→ **What to do**
Collect all lines from the listing that include the string "biological".

++++ Task inputs

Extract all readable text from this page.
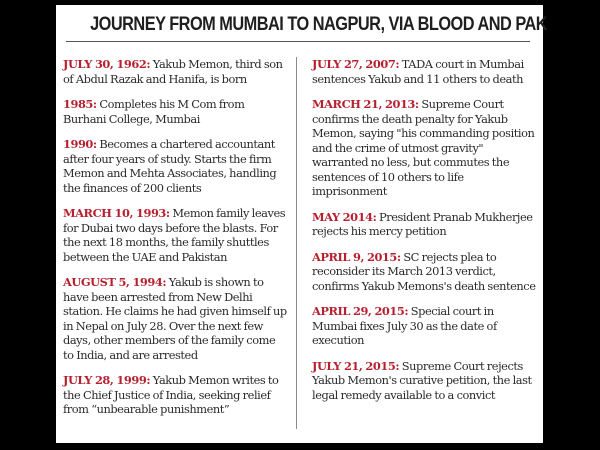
JOURNEY FROM MUMBAI TO NAGPUR, VIA BLOOD AND PAK

JULY 30, 1962: Yakub Memon, third son of Abdul Razak and Hanifa, is born

1985: Completes his M Com from Burhani College, Mumbai

1990: Becomes a chartered accountant after four years of study. Starts the firm Memon and Mehta Associates, handling the finances of 200 clients

MARCH 10, 1993: Memon family leaves for Dubai two days before the blasts. For the next 18 months, the family shuttles between the UAE and Pakistan

AUGUST 5, 1994: Yakub is shown to have been arrested from New Delhi station. He claims he had given himself up in Nepal on July 28. Over the next few days, other members of the family come to India, and are arrested

JULY 28, 1999: Yakub Memon writes to the Chief Justice of India, seeking relief from “unbearable punishment”

JULY 27, 2007: TADA court in Mumbai sentences Yakub and 11 others to death

MARCH 21, 2013: Supreme Court confirms the death penalty for Yakub Memon, saying "his commanding position and the crime of utmost gravity" warranted no less, but commutes the sentences of 10 others to life imprisonment

MAY 2014: President Pranab Mukherjee rejects his mercy petition

APRIL 9, 2015: SC rejects plea to reconsider its March 2013 verdict, confirms Yakub Memons's death sentence

APRIL 29, 2015: Special court in Mumbai fixes July 30 as the date of execution

JULY 21, 2015: Supreme Court rejects Yakub Memon's curative petition, the last legal remedy available to a convict
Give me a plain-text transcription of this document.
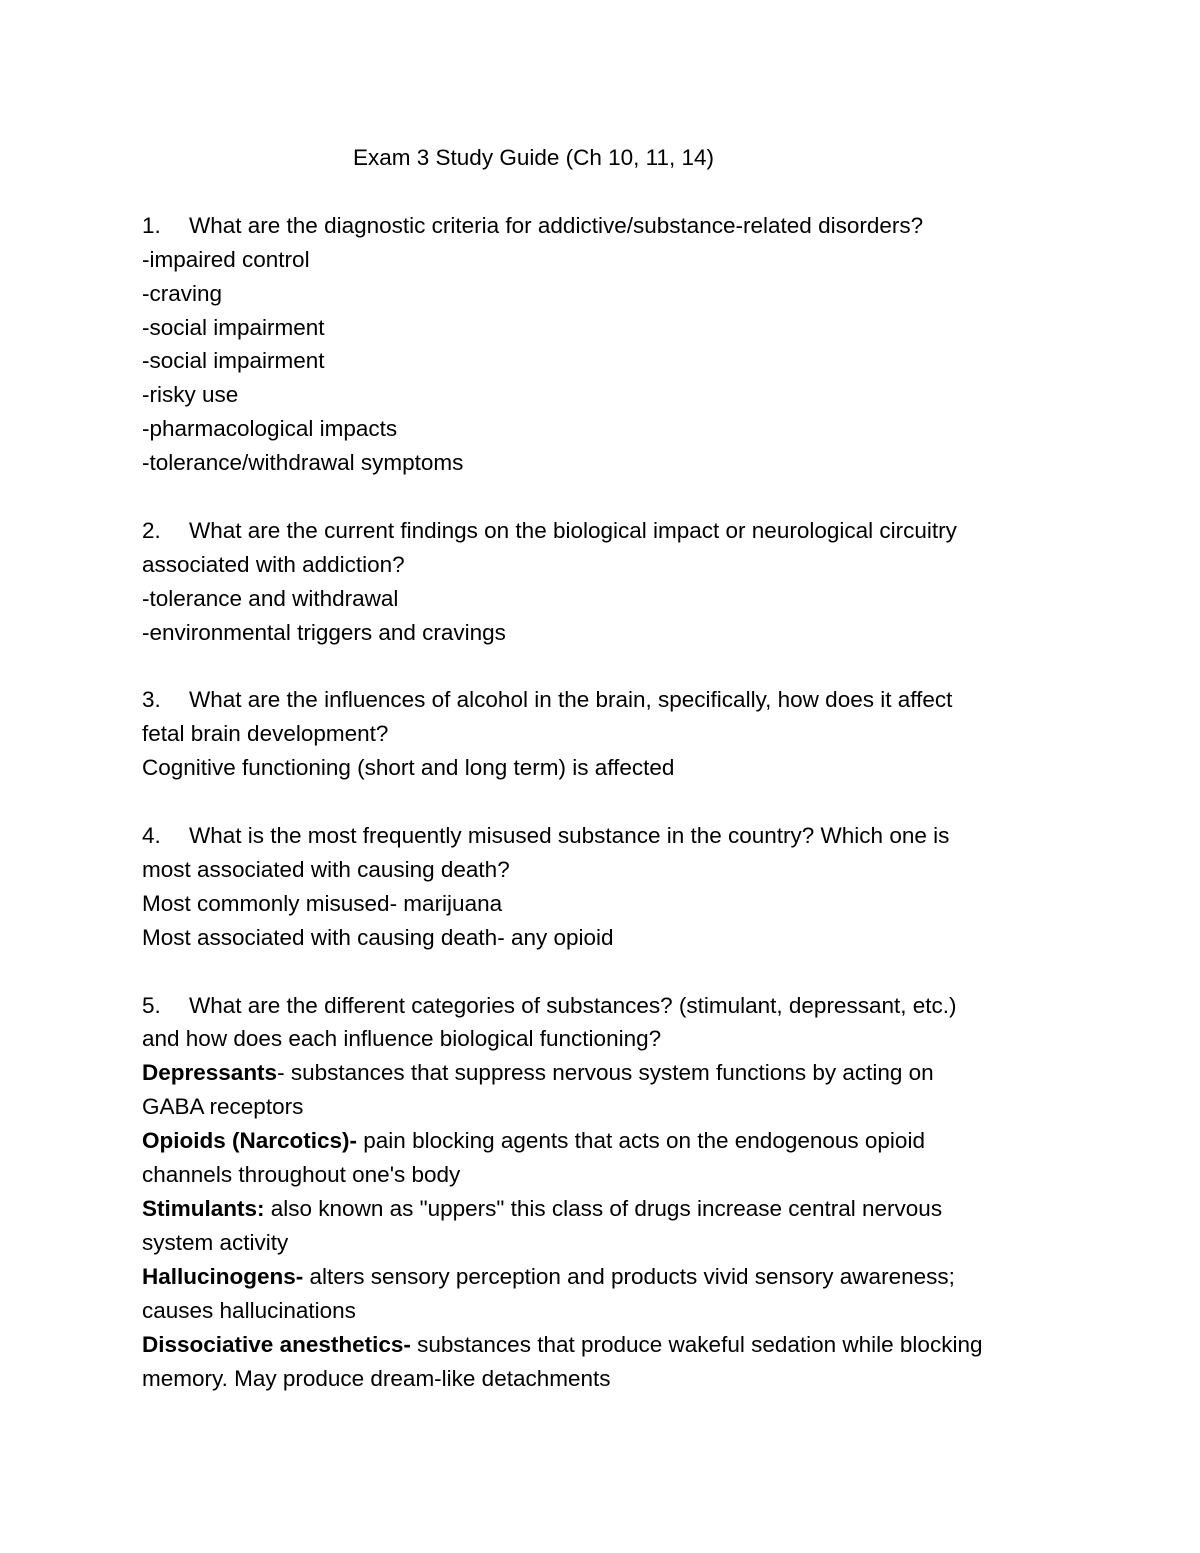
Exam 3 Study Guide (Ch 10, 11, 14)

1. What are the diagnostic criteria for addictive/substance-related disorders?

-impaired control

-craving

-social impairment

-social impairment

-risky use

-pharmacological impacts

-tolerance/withdrawal symptoms

2. What are the current findings on the biological impact or neurological circuitry

associated with addiction?

-tolerance and withdrawal

-environmental triggers and cravings

3. What are the influences of alcohol in the brain, specifically, how does it affect

fetal brain development?

Cognitive functioning (short and long term) is affected

4. What is the most frequently misused substance in the country? Which one is

most associated with causing death?

Most commonly misused- marijuana

Most associated with causing death- any opioid

5. What are the different categories of substances? (stimulant, depressant, etc.)

and how does each influence biological functioning?

Depressants- substances that suppress nervous system functions by acting on

GABA receptors

Opioids (Narcotics)- pain blocking agents that acts on the endogenous opioid

channels throughout one's body

Stimulants: also known as "uppers" this class of drugs increase central nervous

system activity

Hallucinogens- alters sensory perception and products vivid sensory awareness;

causes hallucinations

Dissociative anesthetics- substances that produce wakeful sedation while blocking

memory. May produce dream-like detachments
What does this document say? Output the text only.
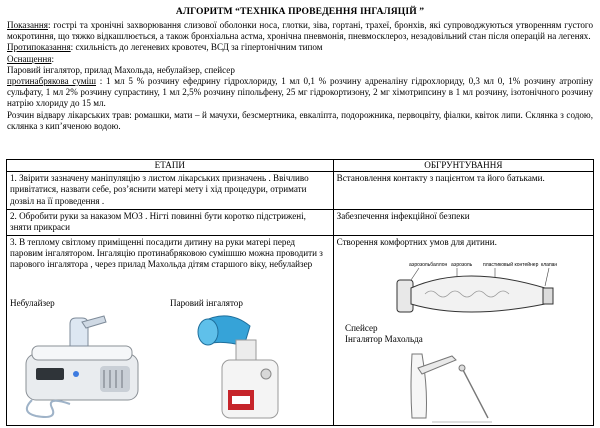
АЛГОРИТМ “ТЕХНІКА ПРОВЕДЕННЯ ІНГАЛЯЦІЙ ”

Показання: гострі та хронічні захворювання слизової оболонки носа, глотки, зіва, гортані, трахеї, бронхів, які супроводжуються утворенням густого мокротиння, що тяжко відкашлюється, а також бронхіальна астма, хронічна пневмонія, пневмосклероз, незадовільний стан після операцій на легенях.

Протипоказання: схильність до легеневих кровотеч, ВСД за гіпертонічним типом

Оснащення:

Паровий інгалятор, прилад Махольда, небулайзер, спейсер

протинабрякова суміш : 1 мл 5 % розчину ефедрину гідрохлориду, 1 мл 0,1 % розчину адреналіну гідрохлориду, 0,3 мл 0, 1% розчину атропіну сульфату, 1 мл 2% розчину супрастину, 1 мл 2,5% розчину піпольфену, 25 мг гідрокортизону, 2 мг хімотрипсину в 1 мл розчину, ізотонічного розчину натрію хлориду до 15 мл.

Розчин відвару лікарських трав: ромашки, мати – й мачухи, безсмертника, евкаліпта, подорожника, первоцвіту, фіалки, квіток липи. Склянка з содою, склянка з кип’яченою водою.

ЕТАПИ	ОБГРУНТУВАННЯ
1. Звірити зазначену маніпуляцію з листом лікарських призначень . Ввічливо привітатися, назвати себе, роз’яснити матері мету і хід процедури, отримати дозвіл на її проведення .	Встановлення контакту з пацієнтом та його батьками.
2. Обробити руки за наказом МОЗ . Нігті повинні бути коротко підстрижені, зняти прикраси	Забезпечення інфекційної безпеки

3. В теплому світлому приміщенні посадити дитину на руки матері перед паровим інгалятором. Інгаляцію протинабряковою сумішшю можна проводити з парового інгалятора , через прилад Махольда дітям старшого віку, небулайзер	Створення комфортних умов для дитини.
Небулайзер	Паровий інгалятор
аэрозольбаллон аэрозоль пластиковый контейнер клапан
Спейсер
Інгалятор Махольда
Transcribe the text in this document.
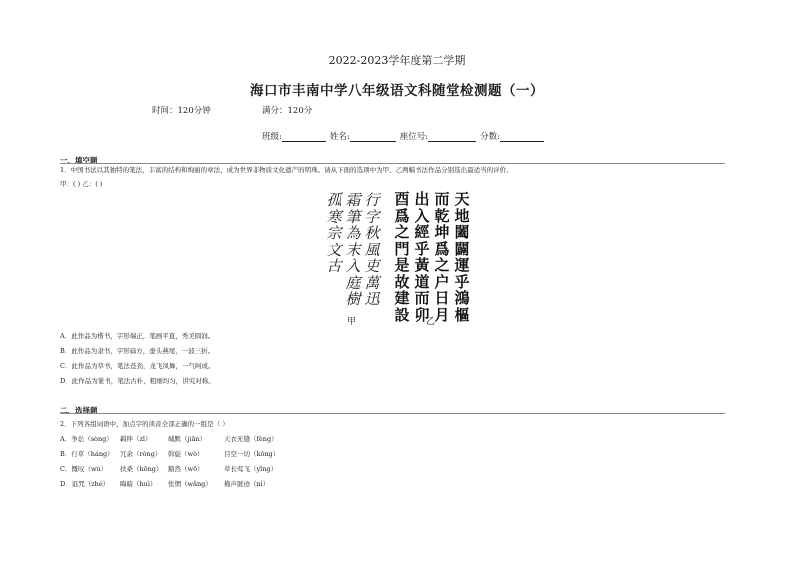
2022-2023学年度第二学期
海口市丰南中学八年级语文科随堂检测题（一）
时间：120分钟	满分：120分
班级:	姓名:	座位号:	分数:
一、填空题
1．中国书法以其独特的笔法，丰富的结构和绚丽的章法，成为世界非物质文化遗产的明珠。请从下面的选项中为甲、乙两幅书法作品分别选出最适当的评价。
甲：( ) 乙：( )
孤寒宗文古
霜筆為末入庭樹
行字秋風吏萬迅
酉爲之門是故建設
出入經乎黃道而卯
而乾坤爲之户日月
天地闔闢運乎鴻樞
甲	乙
A．此作品为楷书，字形端正，笔画平直，秀美圆润。
B．此作品为隶书，字形扁方，蚕头燕尾，一波三折。
C．此作品为草书，笔法苍劲，龙飞凤舞，一气呵成。
D．此作品为篆书，笔法古朴，粗细均匀，讲究对称。
二、选择题
2．下列各组词语中，加点字的读音全部正确的一组是（ ）
A．争讼（sòng）	羁绊（zī）	缄默（jiān）	天衣无缝（fèng）
B．行草（háng） 冗余（róng）	斡旋（wò）	目空一切（kōng）
C．慨叹（wù）	扶桑（hōng） 豁然（wō）	草长莺飞（yīng）
D．诅咒（zhé）	晦暗（huì）	怅惘（wǎng）	掩声匿迹（nì）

++++++++

→ **Solved problem**
2. What are the current findings on the biological impact or neurological circuitry
and how does each influence biological functioning?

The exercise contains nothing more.